Records provided start

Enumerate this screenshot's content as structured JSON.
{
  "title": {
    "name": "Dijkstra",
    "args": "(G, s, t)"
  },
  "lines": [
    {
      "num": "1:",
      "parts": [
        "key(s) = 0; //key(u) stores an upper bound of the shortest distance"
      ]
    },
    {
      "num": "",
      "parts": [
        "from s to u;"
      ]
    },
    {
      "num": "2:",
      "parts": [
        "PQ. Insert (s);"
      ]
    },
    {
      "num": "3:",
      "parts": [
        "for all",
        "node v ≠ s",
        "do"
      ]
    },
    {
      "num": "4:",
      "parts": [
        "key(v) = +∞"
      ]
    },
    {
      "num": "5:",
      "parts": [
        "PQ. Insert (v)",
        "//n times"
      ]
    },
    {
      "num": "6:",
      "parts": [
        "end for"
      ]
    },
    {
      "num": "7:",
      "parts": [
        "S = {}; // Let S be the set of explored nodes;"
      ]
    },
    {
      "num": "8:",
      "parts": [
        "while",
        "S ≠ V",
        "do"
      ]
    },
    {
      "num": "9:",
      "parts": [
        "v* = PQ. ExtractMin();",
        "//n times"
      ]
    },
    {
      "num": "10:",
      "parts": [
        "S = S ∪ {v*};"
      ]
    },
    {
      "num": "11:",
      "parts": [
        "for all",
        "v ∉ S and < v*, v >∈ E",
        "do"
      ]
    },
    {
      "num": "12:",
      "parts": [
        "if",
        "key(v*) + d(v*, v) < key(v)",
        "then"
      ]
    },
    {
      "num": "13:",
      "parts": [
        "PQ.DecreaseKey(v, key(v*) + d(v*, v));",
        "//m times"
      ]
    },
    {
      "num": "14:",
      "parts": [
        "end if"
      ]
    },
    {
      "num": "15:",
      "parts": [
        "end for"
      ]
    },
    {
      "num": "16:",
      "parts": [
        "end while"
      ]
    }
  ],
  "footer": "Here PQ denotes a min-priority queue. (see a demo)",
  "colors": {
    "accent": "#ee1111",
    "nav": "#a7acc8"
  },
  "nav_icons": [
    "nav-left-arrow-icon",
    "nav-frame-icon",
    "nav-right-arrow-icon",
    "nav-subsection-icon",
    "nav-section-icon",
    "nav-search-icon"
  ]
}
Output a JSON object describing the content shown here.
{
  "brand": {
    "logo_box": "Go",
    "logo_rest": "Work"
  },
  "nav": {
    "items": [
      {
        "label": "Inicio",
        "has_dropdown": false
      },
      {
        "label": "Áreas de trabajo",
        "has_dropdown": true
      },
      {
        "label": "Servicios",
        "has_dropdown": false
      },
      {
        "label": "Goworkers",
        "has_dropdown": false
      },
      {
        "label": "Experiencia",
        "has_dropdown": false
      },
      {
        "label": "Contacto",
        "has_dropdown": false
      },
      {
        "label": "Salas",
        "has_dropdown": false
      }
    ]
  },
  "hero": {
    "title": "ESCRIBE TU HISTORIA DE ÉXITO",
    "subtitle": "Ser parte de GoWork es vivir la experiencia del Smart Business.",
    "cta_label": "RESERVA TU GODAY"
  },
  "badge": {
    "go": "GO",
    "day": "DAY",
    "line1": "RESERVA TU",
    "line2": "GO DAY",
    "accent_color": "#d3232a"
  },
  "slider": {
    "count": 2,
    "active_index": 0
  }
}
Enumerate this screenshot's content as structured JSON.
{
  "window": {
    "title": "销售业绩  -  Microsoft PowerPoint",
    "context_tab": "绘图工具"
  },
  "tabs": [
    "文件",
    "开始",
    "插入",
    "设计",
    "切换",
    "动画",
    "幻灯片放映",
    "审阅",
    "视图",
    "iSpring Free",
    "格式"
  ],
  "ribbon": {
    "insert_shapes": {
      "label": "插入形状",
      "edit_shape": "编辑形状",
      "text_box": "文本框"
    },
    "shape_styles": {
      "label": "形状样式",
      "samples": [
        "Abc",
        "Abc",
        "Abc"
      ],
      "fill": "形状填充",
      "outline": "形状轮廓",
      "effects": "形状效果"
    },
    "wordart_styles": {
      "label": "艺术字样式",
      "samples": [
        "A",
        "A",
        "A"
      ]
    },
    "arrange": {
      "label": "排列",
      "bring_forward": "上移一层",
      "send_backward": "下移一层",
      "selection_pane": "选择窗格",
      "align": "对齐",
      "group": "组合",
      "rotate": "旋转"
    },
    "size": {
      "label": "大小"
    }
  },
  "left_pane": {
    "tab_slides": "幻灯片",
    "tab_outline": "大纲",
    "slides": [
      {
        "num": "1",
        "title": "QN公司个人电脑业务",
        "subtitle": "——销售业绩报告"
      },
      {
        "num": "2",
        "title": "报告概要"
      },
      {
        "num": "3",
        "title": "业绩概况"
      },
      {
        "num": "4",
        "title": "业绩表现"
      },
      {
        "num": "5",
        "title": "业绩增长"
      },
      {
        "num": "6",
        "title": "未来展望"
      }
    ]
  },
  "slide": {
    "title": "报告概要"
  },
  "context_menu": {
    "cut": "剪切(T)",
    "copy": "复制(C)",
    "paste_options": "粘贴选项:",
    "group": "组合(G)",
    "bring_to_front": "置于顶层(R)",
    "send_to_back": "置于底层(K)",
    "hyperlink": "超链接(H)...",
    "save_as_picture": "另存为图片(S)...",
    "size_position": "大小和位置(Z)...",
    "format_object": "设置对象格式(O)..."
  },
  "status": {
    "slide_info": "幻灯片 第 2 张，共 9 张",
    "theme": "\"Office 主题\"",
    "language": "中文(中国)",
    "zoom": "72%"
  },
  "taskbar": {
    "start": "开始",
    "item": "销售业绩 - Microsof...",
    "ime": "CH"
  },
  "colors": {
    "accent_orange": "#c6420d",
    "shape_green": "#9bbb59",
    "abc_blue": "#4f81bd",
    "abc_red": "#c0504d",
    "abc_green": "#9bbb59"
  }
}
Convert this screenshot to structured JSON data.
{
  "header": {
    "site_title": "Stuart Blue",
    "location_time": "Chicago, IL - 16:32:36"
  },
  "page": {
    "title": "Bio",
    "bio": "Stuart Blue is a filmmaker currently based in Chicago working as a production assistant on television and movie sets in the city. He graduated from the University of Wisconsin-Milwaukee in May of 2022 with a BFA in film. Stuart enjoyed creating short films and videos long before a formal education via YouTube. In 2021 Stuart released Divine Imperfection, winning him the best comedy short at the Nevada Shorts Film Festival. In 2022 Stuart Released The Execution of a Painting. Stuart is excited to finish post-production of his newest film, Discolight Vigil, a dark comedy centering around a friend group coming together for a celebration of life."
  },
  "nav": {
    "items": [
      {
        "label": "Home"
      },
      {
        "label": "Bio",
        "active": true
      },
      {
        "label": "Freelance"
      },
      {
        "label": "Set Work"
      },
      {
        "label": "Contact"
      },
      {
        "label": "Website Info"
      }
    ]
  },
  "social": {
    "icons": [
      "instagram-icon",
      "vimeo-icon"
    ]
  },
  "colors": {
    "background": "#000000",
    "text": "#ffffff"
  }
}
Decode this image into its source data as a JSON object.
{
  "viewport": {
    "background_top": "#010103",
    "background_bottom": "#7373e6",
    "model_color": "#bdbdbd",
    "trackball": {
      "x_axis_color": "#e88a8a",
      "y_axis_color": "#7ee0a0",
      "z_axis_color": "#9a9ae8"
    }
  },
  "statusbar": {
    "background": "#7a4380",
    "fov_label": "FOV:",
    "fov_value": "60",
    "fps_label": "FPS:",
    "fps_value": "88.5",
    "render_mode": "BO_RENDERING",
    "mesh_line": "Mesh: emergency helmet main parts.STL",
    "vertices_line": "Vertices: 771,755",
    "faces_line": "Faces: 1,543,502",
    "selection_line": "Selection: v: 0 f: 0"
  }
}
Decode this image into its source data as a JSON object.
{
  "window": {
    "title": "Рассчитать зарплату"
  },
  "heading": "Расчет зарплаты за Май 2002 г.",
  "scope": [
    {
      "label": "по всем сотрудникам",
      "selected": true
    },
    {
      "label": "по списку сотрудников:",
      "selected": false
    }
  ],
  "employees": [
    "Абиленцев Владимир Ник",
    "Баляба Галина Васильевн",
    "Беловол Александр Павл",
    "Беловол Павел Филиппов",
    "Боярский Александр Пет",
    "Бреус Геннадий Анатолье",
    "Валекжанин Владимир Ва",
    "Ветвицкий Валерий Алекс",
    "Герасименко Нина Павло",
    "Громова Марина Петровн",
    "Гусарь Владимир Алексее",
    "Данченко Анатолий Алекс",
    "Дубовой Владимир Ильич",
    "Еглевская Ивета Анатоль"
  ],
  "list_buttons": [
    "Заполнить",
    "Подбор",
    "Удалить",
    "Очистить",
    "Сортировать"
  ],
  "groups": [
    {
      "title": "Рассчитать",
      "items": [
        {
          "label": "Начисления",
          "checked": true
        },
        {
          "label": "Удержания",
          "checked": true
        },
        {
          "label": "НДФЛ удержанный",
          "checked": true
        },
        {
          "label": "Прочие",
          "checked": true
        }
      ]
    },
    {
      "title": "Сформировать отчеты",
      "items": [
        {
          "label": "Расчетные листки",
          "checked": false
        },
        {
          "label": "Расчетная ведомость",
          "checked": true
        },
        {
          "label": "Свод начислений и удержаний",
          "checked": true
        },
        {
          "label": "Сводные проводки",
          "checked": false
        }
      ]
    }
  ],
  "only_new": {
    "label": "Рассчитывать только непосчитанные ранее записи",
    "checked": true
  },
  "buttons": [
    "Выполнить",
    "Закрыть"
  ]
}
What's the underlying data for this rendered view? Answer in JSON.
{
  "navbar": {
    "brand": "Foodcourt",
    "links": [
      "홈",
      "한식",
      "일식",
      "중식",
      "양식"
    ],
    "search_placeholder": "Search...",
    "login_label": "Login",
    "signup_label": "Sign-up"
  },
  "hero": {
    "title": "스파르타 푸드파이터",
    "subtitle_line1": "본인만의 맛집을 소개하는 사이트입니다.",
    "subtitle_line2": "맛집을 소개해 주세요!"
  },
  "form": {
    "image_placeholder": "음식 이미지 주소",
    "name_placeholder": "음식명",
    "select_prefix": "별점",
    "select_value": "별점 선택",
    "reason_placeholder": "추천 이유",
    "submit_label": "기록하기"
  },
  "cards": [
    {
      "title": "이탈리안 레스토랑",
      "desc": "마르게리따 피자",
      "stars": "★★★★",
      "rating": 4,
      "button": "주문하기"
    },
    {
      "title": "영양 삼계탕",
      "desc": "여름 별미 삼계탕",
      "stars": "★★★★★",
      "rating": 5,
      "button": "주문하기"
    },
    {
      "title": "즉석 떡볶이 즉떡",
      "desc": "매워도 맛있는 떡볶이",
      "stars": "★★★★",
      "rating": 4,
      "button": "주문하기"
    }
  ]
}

Records provided end

— Given exercise —
Give the count of lines holding the word "data", with no other words.

— Response —
4